◆ Task prompt: Look through the data below and report how many lines include "Short". Only the number should be given.

◆ Dataset excerpt:
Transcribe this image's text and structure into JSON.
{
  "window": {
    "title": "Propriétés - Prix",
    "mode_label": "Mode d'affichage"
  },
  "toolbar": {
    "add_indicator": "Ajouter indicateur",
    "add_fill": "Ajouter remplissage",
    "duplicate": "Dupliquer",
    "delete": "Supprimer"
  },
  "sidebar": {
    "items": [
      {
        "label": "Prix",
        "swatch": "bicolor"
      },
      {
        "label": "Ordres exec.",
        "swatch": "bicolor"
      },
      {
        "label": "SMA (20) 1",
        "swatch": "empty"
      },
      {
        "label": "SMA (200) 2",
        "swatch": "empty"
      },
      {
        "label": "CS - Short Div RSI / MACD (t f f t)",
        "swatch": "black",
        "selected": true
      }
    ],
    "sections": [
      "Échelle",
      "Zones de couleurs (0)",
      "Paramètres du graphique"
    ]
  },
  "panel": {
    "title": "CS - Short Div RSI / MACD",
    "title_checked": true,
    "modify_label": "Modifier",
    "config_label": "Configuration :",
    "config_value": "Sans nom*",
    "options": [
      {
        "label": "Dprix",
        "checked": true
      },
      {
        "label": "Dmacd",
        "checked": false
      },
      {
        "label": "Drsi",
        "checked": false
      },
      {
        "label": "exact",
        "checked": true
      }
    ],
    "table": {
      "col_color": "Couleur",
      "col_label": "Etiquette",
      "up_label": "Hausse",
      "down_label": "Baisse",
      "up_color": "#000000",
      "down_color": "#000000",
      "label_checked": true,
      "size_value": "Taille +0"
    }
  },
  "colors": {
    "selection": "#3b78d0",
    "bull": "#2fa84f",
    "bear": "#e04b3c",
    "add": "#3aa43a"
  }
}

◆ Answer for the task: 2